Stated problem
Copy out every record precisely.

# START OF Record excerpts

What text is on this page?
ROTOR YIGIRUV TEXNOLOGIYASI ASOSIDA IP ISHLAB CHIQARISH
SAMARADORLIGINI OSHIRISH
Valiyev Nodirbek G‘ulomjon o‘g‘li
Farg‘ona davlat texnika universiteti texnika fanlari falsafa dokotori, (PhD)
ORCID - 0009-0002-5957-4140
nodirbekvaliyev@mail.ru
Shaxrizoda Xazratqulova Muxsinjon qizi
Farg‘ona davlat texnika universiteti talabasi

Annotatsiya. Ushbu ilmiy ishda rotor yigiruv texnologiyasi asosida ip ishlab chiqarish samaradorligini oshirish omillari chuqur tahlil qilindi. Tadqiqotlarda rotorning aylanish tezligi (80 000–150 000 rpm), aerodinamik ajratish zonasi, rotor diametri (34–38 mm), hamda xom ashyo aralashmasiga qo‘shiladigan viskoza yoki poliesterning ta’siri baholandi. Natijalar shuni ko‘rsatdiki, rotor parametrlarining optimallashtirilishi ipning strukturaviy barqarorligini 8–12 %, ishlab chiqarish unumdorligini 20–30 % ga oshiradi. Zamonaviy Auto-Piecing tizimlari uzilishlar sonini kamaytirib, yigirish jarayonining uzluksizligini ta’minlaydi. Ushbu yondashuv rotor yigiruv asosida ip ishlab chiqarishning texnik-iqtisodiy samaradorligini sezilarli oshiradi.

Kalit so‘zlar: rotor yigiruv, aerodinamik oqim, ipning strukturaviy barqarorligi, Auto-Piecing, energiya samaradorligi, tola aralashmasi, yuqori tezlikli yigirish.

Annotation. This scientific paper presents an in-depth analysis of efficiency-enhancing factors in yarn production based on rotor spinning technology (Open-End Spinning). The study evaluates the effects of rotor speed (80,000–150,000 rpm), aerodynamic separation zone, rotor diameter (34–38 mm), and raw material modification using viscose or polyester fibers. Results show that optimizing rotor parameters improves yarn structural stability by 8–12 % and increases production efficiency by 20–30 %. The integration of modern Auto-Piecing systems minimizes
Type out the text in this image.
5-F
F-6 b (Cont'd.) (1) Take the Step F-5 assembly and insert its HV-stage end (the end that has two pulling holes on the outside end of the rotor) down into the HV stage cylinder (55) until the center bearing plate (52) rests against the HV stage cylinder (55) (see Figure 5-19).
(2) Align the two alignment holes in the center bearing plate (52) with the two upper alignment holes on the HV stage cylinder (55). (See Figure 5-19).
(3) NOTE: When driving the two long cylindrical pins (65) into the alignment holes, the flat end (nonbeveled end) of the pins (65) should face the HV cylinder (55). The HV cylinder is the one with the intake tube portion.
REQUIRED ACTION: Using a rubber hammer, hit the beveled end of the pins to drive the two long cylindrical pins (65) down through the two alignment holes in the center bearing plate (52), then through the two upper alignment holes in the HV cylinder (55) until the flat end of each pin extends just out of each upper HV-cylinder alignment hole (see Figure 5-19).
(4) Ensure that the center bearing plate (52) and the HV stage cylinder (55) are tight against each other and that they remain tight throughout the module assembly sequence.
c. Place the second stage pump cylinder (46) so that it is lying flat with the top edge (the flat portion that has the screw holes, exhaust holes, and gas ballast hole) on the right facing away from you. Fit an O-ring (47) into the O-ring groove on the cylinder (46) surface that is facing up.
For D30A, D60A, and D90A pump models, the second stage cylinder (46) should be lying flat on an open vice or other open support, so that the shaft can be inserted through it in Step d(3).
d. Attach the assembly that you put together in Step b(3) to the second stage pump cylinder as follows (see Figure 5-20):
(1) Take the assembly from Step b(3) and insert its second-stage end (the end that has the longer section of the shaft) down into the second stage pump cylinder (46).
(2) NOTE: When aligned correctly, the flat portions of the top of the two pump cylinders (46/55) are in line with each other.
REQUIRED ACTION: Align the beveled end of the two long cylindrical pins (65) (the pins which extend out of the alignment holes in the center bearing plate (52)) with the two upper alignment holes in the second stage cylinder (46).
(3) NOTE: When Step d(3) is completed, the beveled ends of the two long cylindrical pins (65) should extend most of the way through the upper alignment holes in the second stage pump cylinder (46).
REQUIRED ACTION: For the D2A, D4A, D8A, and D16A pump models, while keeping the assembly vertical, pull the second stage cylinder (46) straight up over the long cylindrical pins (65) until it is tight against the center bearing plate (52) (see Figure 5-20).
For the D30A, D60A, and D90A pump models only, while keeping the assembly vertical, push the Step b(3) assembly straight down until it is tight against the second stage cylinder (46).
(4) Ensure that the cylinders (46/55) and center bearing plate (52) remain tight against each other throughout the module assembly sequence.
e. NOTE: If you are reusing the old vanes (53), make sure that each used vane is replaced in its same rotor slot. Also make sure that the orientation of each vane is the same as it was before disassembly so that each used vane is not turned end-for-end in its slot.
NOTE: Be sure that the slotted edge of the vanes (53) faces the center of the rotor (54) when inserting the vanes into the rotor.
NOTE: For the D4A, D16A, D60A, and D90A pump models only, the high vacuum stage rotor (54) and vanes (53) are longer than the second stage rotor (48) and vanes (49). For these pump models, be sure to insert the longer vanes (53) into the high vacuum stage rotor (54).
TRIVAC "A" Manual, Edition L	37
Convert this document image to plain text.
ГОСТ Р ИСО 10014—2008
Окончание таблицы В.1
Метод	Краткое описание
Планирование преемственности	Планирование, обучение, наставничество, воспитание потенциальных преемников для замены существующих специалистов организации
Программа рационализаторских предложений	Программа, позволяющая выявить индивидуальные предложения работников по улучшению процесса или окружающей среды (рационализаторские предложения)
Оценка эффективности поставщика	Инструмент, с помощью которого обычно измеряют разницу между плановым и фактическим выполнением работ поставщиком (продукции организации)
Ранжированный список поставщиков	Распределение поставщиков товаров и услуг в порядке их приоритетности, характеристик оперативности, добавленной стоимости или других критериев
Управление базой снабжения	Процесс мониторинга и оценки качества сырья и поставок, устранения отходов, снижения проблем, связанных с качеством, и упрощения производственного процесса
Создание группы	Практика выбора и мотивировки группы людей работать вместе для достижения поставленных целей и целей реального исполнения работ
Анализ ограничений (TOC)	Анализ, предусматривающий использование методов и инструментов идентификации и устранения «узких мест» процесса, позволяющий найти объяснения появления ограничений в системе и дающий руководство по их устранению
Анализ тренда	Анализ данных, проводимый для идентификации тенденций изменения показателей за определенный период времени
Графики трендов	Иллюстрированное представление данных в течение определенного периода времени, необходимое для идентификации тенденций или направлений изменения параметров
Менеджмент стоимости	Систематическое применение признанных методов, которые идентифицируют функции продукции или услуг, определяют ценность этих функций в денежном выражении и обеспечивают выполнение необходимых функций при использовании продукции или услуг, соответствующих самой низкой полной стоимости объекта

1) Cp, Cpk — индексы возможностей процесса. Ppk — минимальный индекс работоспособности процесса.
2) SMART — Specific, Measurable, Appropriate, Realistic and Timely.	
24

# END OF Record excerpts

Full output
What text is on this page?
ROTOR YIGIRUV TEXNOLOGIYASI ASOSIDA IP ISHLAB CHIQARISH
SAMARADORLIGINI OSHIRISH
Valiyev Nodirbek G‘ulomjon o‘g‘li
Farg‘ona davlat texnika universiteti texnika fanlari falsafa dokotori, (PhD)
ORCID - 0009-0002-5957-4140
nodirbekvaliyev@mail.ru
Shaxrizoda Xazratqulova Muxsinjon qizi
Farg‘ona davlat texnika universiteti talabasi

Annotatsiya. Ushbu ilmiy ishda rotor yigiruv texnologiyasi asosida ip ishlab chiqarish samaradorligini oshirish omillari chuqur tahlil qilindi. Tadqiqotlarda rotorning aylanish tezligi (80 000–150 000 rpm), aerodinamik ajratish zonasi, rotor diametri (34–38 mm), hamda xom ashyo aralashmasiga qo‘shiladigan viskoza yoki poliesterning ta’siri baholandi. Natijalar shuni ko‘rsatdiki, rotor parametrlarining optimallashtirilishi ipning strukturaviy barqarorligini 8–12 %, ishlab chiqarish unumdorligini 20–30 % ga oshiradi. Zamonaviy Auto-Piecing tizimlari uzilishlar sonini kamaytirib, yigirish jarayonining uzluksizligini ta’minlaydi. Ushbu yondashuv rotor yigiruv asosida ip ishlab chiqarishning texnik-iqtisodiy samaradorligini sezilarli oshiradi.

Kalit so‘zlar: rotor yigiruv, aerodinamik oqim, ipning strukturaviy barqarorligi, Auto-Piecing, energiya samaradorligi, tola aralashmasi, yuqori tezlikli yigirish.

Annotation. This scientific paper presents an in-depth analysis of efficiency-enhancing factors in yarn production based on rotor spinning technology (Open-End Spinning). The study evaluates the effects of rotor speed (80,000–150,000 rpm), aerodynamic separation zone, rotor diameter (34–38 mm), and raw material modification using viscose or polyester fibers. Results show that optimizing rotor parameters improves yarn structural stability by 8–12 % and increases production efficiency by 20–30 %. The integration of modern Auto-Piecing systems minimizes
Type out the text in this image.
5-F
F-6 b (Cont'd.) (1) Take the Step F-5 assembly and insert its HV-stage end (the end that has two pulling holes on the outside end of the rotor) down into the HV stage cylinder (55) until the center bearing plate (52) rests against the HV stage cylinder (55) (see Figure 5-19).
(2) Align the two alignment holes in the center bearing plate (52) with the two upper alignment holes on the HV stage cylinder (55). (See Figure 5-19).
(3) NOTE: When driving the two long cylindrical pins (65) into the alignment holes, the flat end (nonbeveled end) of the pins (65) should face the HV cylinder (55). The HV cylinder is the one with the intake tube portion.
REQUIRED ACTION: Using a rubber hammer, hit the beveled end of the pins to drive the two long cylindrical pins (65) down through the two alignment holes in the center bearing plate (52), then through the two upper alignment holes in the HV cylinder (55) until the flat end of each pin extends just out of each upper HV-cylinder alignment hole (see Figure 5-19).
(4) Ensure that the center bearing plate (52) and the HV stage cylinder (55) are tight against each other and that they remain tight throughout the module assembly sequence.
c. Place the second stage pump cylinder (46) so that it is lying flat with the top edge (the flat portion that has the screw holes, exhaust holes, and gas ballast hole) on the right facing away from you. Fit an O-ring (47) into the O-ring groove on the cylinder (46) surface that is facing up.
For D30A, D60A, and D90A pump models, the second stage cylinder (46) should be lying flat on an open vice or other open support, so that the shaft can be inserted through it in Step d(3).
d. Attach the assembly that you put together in Step b(3) to the second stage pump cylinder as follows (see Figure 5-20):
(1) Take the assembly from Step b(3) and insert its second-stage end (the end that has the longer section of the shaft) down into the second stage pump cylinder (46).
(2) NOTE: When aligned correctly, the flat portions of the top of the two pump cylinders (46/55) are in line with each other.
REQUIRED ACTION: Align the beveled end of the two long cylindrical pins (65) (the pins which extend out of the alignment holes in the center bearing plate (52)) with the two upper alignment holes in the second stage cylinder (46).
(3) NOTE: When Step d(3) is completed, the beveled ends of the two long cylindrical pins (65) should extend most of the way through the upper alignment holes in the second stage pump cylinder (46).
REQUIRED ACTION: For the D2A, D4A, D8A, and D16A pump models, while keeping the assembly vertical, pull the second stage cylinder (46) straight up over the long cylindrical pins (65) until it is tight against the center bearing plate (52) (see Figure 5-20).
For the D30A, D60A, and D90A pump models only, while keeping the assembly vertical, push the Step b(3) assembly straight down until it is tight against the second stage cylinder (46).
(4) Ensure that the cylinders (46/55) and center bearing plate (52) remain tight against each other throughout the module assembly sequence.
e. NOTE: If you are reusing the old vanes (53), make sure that each used vane is replaced in its same rotor slot. Also make sure that the orientation of each vane is the same as it was before disassembly so that each used vane is not turned end-for-end in its slot.
NOTE: Be sure that the slotted edge of the vanes (53) faces the center of the rotor (54) when inserting the vanes into the rotor.
NOTE: For the D4A, D16A, D60A, and D90A pump models only, the high vacuum stage rotor (54) and vanes (53) are longer than the second stage rotor (48) and vanes (49). For these pump models, be sure to insert the longer vanes (53) into the high vacuum stage rotor (54).
TRIVAC "A" Manual, Edition L	37
Convert this document image to plain text.
ГОСТ Р ИСО 10014—2008
Окончание таблицы В.1
Метод	Краткое описание
Планирование преемственности	Планирование, обучение, наставничество, воспитание потенциальных преемников для замены существующих специалистов организации
Программа рационализаторских предложений	Программа, позволяющая выявить индивидуальные предложения работников по улучшению процесса или окружающей среды (рационализаторские предложения)
Оценка эффективности поставщика	Инструмент, с помощью которого обычно измеряют разницу между плановым и фактическим выполнением работ поставщиком (продукции организации)
Ранжированный список поставщиков	Распределение поставщиков товаров и услуг в порядке их приоритетности, характеристик оперативности, добавленной стоимости или других критериев
Управление базой снабжения	Процесс мониторинга и оценки качества сырья и поставок, устранения отходов, снижения проблем, связанных с качеством, и упрощения производственного процесса
Создание группы	Практика выбора и мотивировки группы людей работать вместе для достижения поставленных целей и целей реального исполнения работ
Анализ ограничений (TOC)	Анализ, предусматривающий использование методов и инструментов идентификации и устранения «узких мест» процесса, позволяющий найти объяснения появления ограничений в системе и дающий руководство по их устранению
Анализ тренда	Анализ данных, проводимый для идентификации тенденций изменения показателей за определенный период времени
Графики трендов	Иллюстрированное представление данных в течение определенного периода времени, необходимое для идентификации тенденций или направлений изменения параметров
Менеджмент стоимости	Систематическое применение признанных методов, которые идентифицируют функции продукции или услуг, определяют ценность этих функций в денежном выражении и обеспечивают выполнение необходимых функций при использовании продукции или услуг, соответствующих самой низкой полной стоимости объекта

1) Cp, Cpk — индексы возможностей процесса. Ppk — минимальный индекс работоспособности процесса.
2) SMART — Specific, Measurable, Appropriate, Realistic and Timely.	
24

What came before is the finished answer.